Pull out every line below holding the word "upwards".

RECORDS SUPPLIED:
==*==
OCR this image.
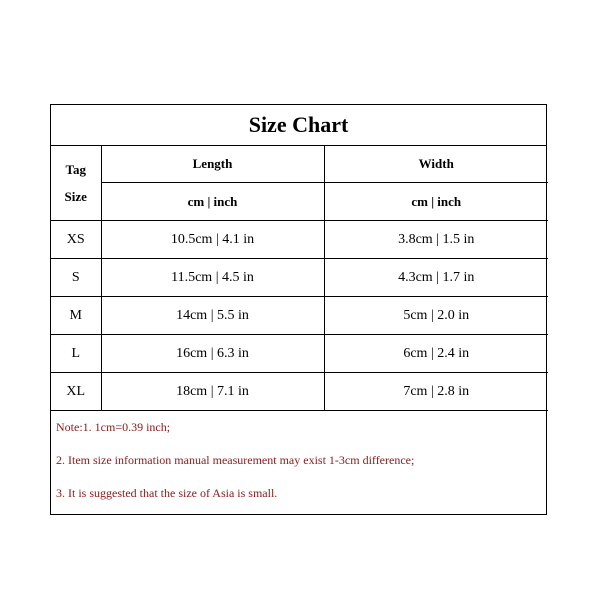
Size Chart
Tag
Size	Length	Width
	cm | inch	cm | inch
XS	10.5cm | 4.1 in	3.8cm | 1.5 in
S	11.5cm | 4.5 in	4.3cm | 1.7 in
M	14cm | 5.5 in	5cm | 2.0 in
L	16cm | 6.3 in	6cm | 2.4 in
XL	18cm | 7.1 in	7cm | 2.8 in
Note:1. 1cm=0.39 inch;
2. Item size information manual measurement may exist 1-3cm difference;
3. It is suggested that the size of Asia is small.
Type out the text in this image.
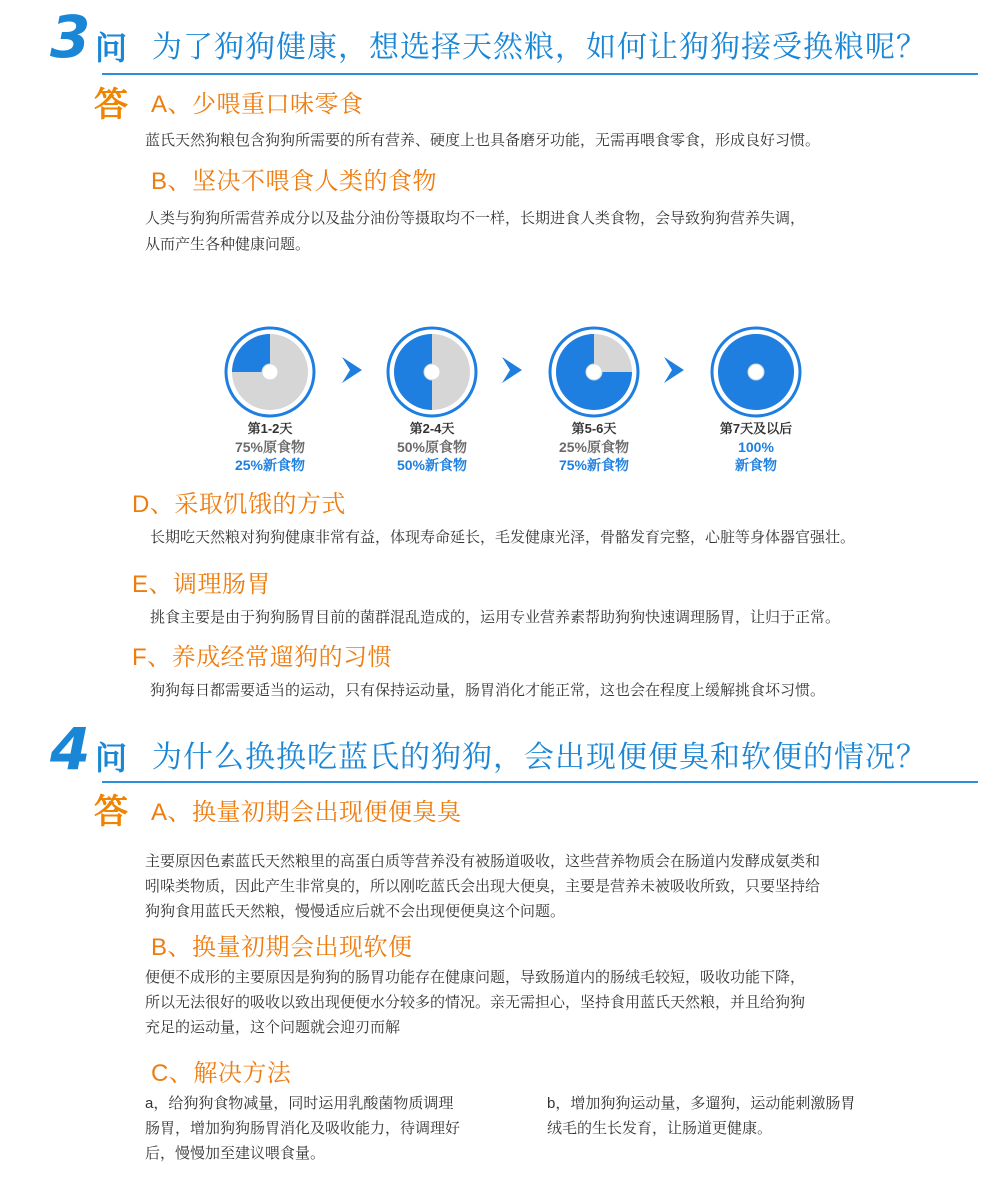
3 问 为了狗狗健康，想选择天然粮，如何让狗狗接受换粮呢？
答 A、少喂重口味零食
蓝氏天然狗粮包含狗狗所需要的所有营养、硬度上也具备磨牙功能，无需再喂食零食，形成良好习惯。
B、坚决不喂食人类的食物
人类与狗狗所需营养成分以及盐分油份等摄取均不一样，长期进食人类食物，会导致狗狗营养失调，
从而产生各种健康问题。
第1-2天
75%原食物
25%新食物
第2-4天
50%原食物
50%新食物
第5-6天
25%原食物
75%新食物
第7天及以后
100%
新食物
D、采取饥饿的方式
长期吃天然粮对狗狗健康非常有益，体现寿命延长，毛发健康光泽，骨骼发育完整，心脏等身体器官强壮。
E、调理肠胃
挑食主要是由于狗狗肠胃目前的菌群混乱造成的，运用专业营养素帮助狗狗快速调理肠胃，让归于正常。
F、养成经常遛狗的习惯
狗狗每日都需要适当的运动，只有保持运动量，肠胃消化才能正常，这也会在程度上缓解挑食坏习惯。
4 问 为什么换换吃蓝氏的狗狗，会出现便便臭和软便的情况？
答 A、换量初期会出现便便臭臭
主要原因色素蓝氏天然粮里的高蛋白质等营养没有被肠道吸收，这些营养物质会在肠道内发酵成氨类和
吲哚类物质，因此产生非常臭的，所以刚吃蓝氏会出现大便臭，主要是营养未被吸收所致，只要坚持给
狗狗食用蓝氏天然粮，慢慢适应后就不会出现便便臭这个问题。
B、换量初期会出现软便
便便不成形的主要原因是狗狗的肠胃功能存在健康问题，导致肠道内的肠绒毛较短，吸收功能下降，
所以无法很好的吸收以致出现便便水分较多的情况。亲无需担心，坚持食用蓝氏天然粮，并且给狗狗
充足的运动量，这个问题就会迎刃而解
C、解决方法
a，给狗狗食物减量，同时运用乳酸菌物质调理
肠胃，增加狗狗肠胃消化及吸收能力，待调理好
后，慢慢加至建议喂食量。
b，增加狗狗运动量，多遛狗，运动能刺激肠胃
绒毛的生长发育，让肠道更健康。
==*==
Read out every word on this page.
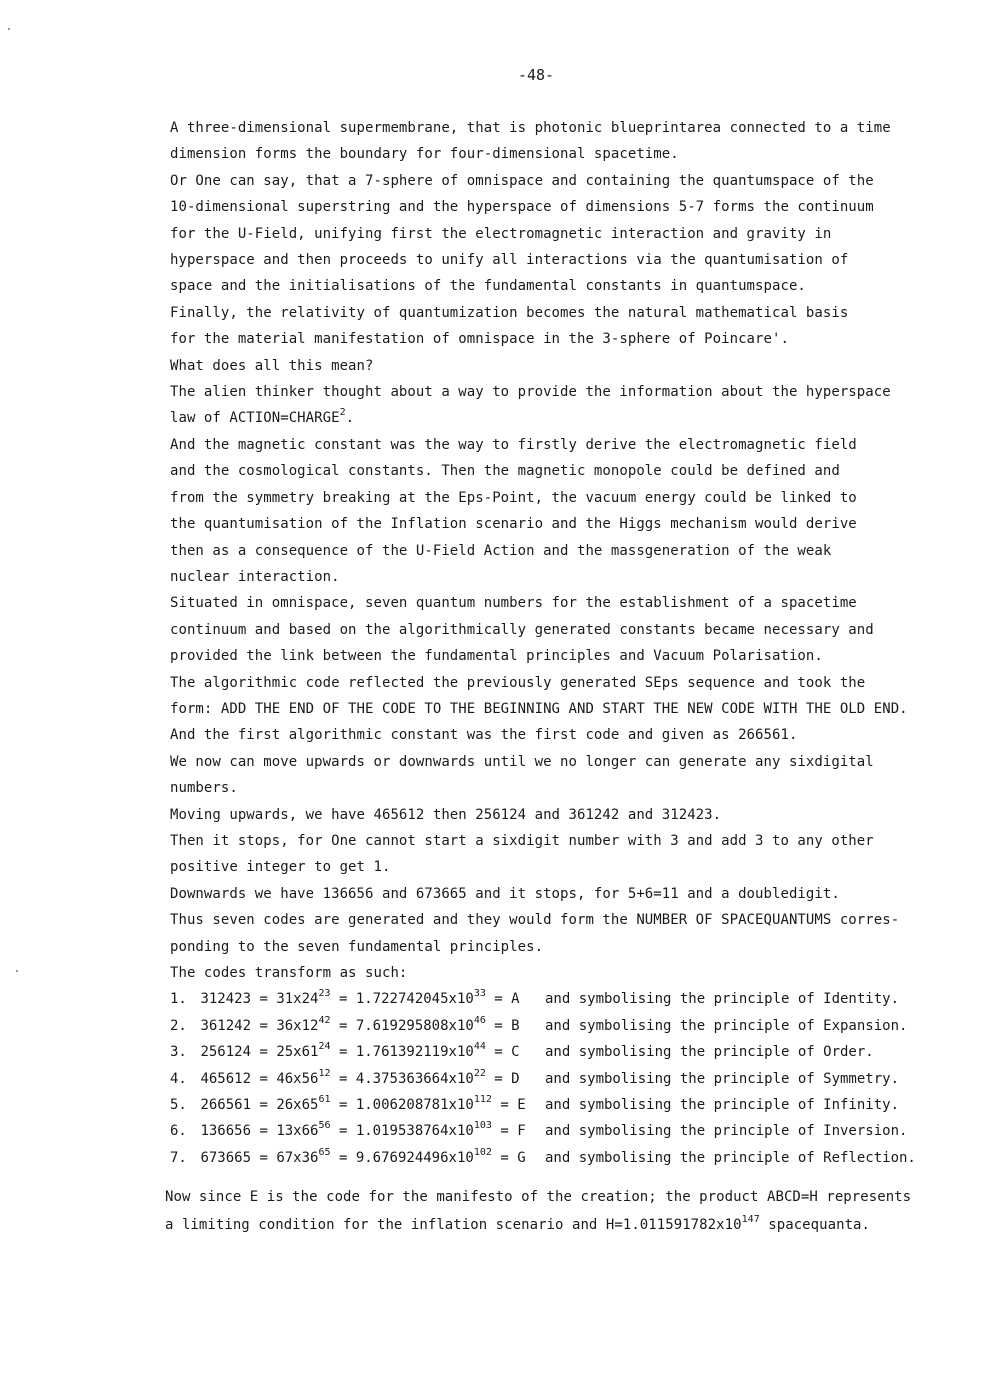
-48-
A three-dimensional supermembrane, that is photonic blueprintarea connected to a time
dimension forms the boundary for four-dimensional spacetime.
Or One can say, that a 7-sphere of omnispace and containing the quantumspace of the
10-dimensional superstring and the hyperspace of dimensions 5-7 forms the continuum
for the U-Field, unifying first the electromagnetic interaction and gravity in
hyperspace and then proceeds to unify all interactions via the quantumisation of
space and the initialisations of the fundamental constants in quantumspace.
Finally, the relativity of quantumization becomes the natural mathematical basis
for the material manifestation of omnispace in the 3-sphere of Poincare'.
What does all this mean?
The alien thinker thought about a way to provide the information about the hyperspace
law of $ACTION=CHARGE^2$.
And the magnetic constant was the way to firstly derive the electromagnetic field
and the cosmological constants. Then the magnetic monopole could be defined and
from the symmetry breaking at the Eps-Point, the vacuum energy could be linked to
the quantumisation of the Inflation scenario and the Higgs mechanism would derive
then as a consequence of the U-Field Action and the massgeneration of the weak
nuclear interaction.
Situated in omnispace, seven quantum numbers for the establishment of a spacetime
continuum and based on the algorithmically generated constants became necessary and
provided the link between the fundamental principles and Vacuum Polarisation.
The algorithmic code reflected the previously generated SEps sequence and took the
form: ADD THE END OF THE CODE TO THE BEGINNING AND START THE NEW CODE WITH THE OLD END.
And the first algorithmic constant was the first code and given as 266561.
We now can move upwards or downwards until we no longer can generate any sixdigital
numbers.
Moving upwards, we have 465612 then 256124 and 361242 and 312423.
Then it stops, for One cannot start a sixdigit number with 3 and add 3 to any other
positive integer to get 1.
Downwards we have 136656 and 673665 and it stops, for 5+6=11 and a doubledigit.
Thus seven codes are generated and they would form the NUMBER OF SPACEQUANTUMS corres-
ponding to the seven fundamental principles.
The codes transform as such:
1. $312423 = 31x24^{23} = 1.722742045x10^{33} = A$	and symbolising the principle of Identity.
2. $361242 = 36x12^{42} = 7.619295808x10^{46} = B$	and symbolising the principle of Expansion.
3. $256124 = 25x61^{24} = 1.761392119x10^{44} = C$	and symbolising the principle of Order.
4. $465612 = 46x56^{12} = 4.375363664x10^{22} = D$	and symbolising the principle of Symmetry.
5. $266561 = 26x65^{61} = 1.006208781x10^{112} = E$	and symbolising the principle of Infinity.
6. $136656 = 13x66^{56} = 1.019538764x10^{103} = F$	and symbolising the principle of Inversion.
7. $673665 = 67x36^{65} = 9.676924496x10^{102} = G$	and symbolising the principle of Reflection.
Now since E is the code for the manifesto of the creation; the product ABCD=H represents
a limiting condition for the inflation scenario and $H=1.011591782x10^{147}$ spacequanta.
==*==
OUTPUT OF THE TASK:
We now can move upwards or downwards until we no longer can generate any sixdigital
Moving upwards, we have 465612 then 256124 and 361242 and 312423.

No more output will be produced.